***** DATA ENTRIES
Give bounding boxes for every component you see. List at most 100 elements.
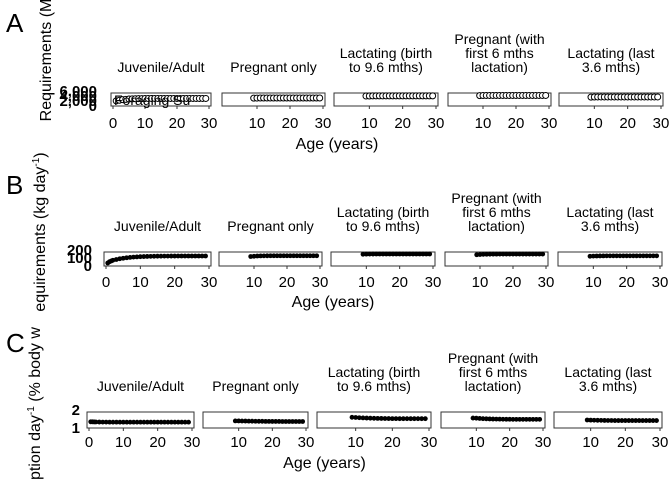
facet-frame <box>103 251 212 267</box>
data-point <box>517 416 523 422</box>
x-axis-title: Age (years) <box>283 455 366 472</box>
y-tick-label: 200 <box>67 242 92 259</box>
data-point <box>540 251 546 257</box>
data-point <box>114 419 119 425</box>
data-point <box>647 418 652 423</box>
x-tick-label: 30 <box>541 115 558 132</box>
data-point <box>389 416 395 422</box>
data-point <box>172 419 178 425</box>
data-point <box>523 251 529 257</box>
data-point <box>253 418 258 424</box>
legend-label: Foraging Su <box>114 92 190 108</box>
data-point <box>141 419 147 425</box>
facet-title: 3.6 mths) <box>579 378 637 394</box>
data-point <box>192 253 198 259</box>
data-point <box>597 253 603 259</box>
data-point <box>634 253 640 259</box>
data-point <box>301 253 306 259</box>
facet: Juvenile/Adult 0 10 20 30 <box>85 378 201 451</box>
facet-title: Lactating (last <box>567 45 654 61</box>
facet-title: Lactating (birth <box>328 364 421 380</box>
data-point <box>263 418 268 424</box>
data-point <box>203 253 208 259</box>
data-point <box>408 416 414 422</box>
data-point <box>419 416 425 422</box>
x-tick-label: 10 <box>475 115 492 132</box>
y-tick-label: 6,000 <box>59 83 97 100</box>
facet-title: Lactating (birth <box>337 204 430 220</box>
facet-frame <box>558 92 664 107</box>
data-point <box>103 419 109 425</box>
data-point <box>513 251 519 257</box>
data-point <box>598 417 604 423</box>
data-point <box>363 251 369 257</box>
data-point <box>640 253 646 259</box>
data-point <box>151 419 157 425</box>
data-point <box>349 414 355 420</box>
facet-title: Lactating (last <box>566 204 653 220</box>
x-tick-label: 10 <box>472 274 489 291</box>
data-point <box>179 419 185 425</box>
data-point <box>162 419 167 425</box>
x-tick-label: 30 <box>315 115 332 132</box>
data-point <box>378 416 384 421</box>
data-point <box>624 253 630 259</box>
data-point <box>609 418 614 423</box>
data-point <box>600 253 606 259</box>
data-point <box>604 253 610 259</box>
data-point <box>617 253 623 259</box>
data-point <box>196 253 202 259</box>
facet-frame <box>440 411 546 429</box>
facet-title: Pregnant only <box>212 378 298 394</box>
facet-title: 3.6 mths) <box>581 218 639 234</box>
data-point <box>373 251 379 257</box>
facet-title: 3.6 mths) <box>582 59 640 75</box>
x-axis-title: Age (years) <box>296 136 379 153</box>
x-tick-label: 20 <box>391 274 408 291</box>
data-point <box>273 419 279 424</box>
data-point <box>605 418 611 423</box>
data-point <box>148 419 154 425</box>
data-point <box>148 253 154 259</box>
data-point <box>367 251 373 257</box>
data-point <box>179 253 184 259</box>
data-point <box>644 253 650 259</box>
data-point <box>383 251 389 257</box>
y-tick-label: 100 <box>67 250 92 267</box>
data-point <box>510 251 516 257</box>
facet-title: Pregnant only <box>227 218 313 234</box>
data-point <box>637 253 643 259</box>
x-tick-label: 0 <box>85 434 93 451</box>
data-point <box>307 253 313 259</box>
data-point <box>144 254 150 259</box>
data-point <box>367 415 373 421</box>
data-point <box>650 418 656 423</box>
y-tick-label: 4,000 <box>59 88 97 105</box>
data-point <box>520 416 526 422</box>
data-point <box>404 416 410 422</box>
y-tick-label: 2,000 <box>59 93 97 110</box>
data-point <box>411 416 417 422</box>
data-point <box>100 419 106 425</box>
data-point <box>158 419 164 425</box>
facet-frame <box>202 411 309 429</box>
data-point <box>274 253 280 259</box>
facet-frame <box>553 411 663 429</box>
data-point <box>290 419 295 424</box>
data-point <box>110 419 116 425</box>
facet-title: Lactating (last <box>564 364 651 380</box>
data-point <box>386 416 392 421</box>
x-tick-label: 20 <box>169 115 186 132</box>
data-point <box>199 253 205 259</box>
data-point <box>537 251 542 257</box>
data-point <box>397 416 403 422</box>
data-point <box>417 251 423 257</box>
x-tick-label: 30 <box>312 274 329 291</box>
data-point <box>513 416 519 422</box>
y-axis-title: equirements (kg day-1) <box>31 152 49 311</box>
data-point <box>182 253 188 259</box>
data-point <box>93 419 99 425</box>
data-point <box>415 416 421 422</box>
**********
- _TASK INSTRUCTIONS_
Reproduce the material above line for line, with no changes, but leave out the picture.

- _WRITTEN SOLUTION_
Give bounding boxes for every component you see. List at most 100 elements.
facet-frame <box>103 251 212 267</box>
data-point <box>517 416 523 422</box>
x-axis-title: Age (years) <box>283 455 366 472</box>
y-tick-label: 200 <box>67 242 92 259</box>
data-point <box>540 251 546 257</box>
data-point <box>114 419 119 425</box>
data-point <box>647 418 652 423</box>
x-tick-label: 30 <box>541 115 558 132</box>
data-point <box>389 416 395 422</box>
data-point <box>172 419 178 425</box>
data-point <box>523 251 529 257</box>
data-point <box>253 418 258 424</box>
legend-label: Foraging Su <box>114 92 190 108</box>
data-point <box>141 419 147 425</box>
facet-title: 3.6 mths) <box>579 378 637 394</box>
data-point <box>192 253 198 259</box>
data-point <box>597 253 603 259</box>
data-point <box>634 253 640 259</box>
data-point <box>301 253 306 259</box>
facet: Juvenile/Adult 0 10 20 30 <box>85 378 201 451</box>
facet-title: Lactating (last <box>567 45 654 61</box>
facet-title: Lactating (birth <box>328 364 421 380</box>
data-point <box>263 418 268 424</box>
data-point <box>203 253 208 259</box>
data-point <box>408 416 414 422</box>
data-point <box>419 416 425 422</box>
x-tick-label: 10 <box>475 115 492 132</box>
y-tick-label: 6,000 <box>59 83 97 100</box>
facet-title: Lactating (birth <box>337 204 430 220</box>
facet-frame <box>558 92 664 107</box>
data-point <box>103 419 109 425</box>
data-point <box>513 251 519 257</box>
data-point <box>598 417 604 423</box>
data-point <box>363 251 369 257</box>
data-point <box>640 253 646 259</box>
data-point <box>151 419 157 425</box>
data-point <box>349 414 355 420</box>
facet-title: Lactating (last <box>566 204 653 220</box>
x-tick-label: 10 <box>472 274 489 291</box>
data-point <box>179 419 185 425</box>
data-point <box>162 419 167 425</box>
x-tick-label: 30 <box>315 115 332 132</box>
data-point <box>378 416 384 421</box>
data-point <box>624 253 630 259</box>
data-point <box>609 418 614 423</box>
data-point <box>600 253 606 259</box>
data-point <box>604 253 610 259</box>
data-point <box>617 253 623 259</box>
data-point <box>196 253 202 259</box>
facet-frame <box>440 411 546 429</box>
facet-title: Pregnant only <box>212 378 298 394</box>
facet-title: 3.6 mths) <box>581 218 639 234</box>
data-point <box>373 251 379 257</box>
facet-title: 3.6 mths) <box>582 59 640 75</box>
x-axis-title: Age (years) <box>296 136 379 153</box>
x-tick-label: 20 <box>391 274 408 291</box>
data-point <box>273 419 279 424</box>
data-point <box>605 418 611 423</box>
data-point <box>148 419 154 425</box>
data-point <box>148 253 154 259</box>
data-point <box>367 251 373 257</box>
data-point <box>179 253 184 259</box>
data-point <box>644 253 650 259</box>
data-point <box>383 251 389 257</box>
y-tick-label: 100 <box>67 250 92 267</box>
data-point <box>510 251 516 257</box>
facet-title: Pregnant only <box>227 218 313 234</box>
data-point <box>637 253 643 259</box>
x-tick-label: 0 <box>85 434 93 451</box>
data-point <box>307 253 313 259</box>
data-point <box>144 254 150 259</box>
data-point <box>367 415 373 421</box>
data-point <box>650 418 656 423</box>
y-tick-label: 4,000 <box>59 88 97 105</box>
data-point <box>520 416 526 422</box>
data-point <box>404 416 410 422</box>
y-tick-label: 2,000 <box>59 93 97 110</box>
data-point <box>411 416 417 422</box>
data-point <box>100 419 106 425</box>
data-point <box>158 419 164 425</box>
facet-frame <box>202 411 309 429</box>
data-point <box>274 253 280 259</box>
facet-frame <box>553 411 663 429</box>
data-point <box>290 419 295 424</box>
data-point <box>110 419 116 425</box>
facet-title: Lactating (last <box>564 364 651 380</box>
data-point <box>386 416 392 421</box>
x-tick-label: 20 <box>169 115 186 132</box>
data-point <box>199 253 205 259</box>
data-point <box>537 251 542 257</box>
data-point <box>397 416 403 422</box>
data-point <box>417 251 423 257</box>
x-tick-label: 30 <box>312 274 329 291</box>
data-point <box>513 416 519 422</box>
y-axis-title: equirements (kg day-1) <box>31 152 49 311</box>
data-point <box>182 253 188 259</box>
data-point <box>93 419 99 425</box>
data-point <box>415 416 421 422</box>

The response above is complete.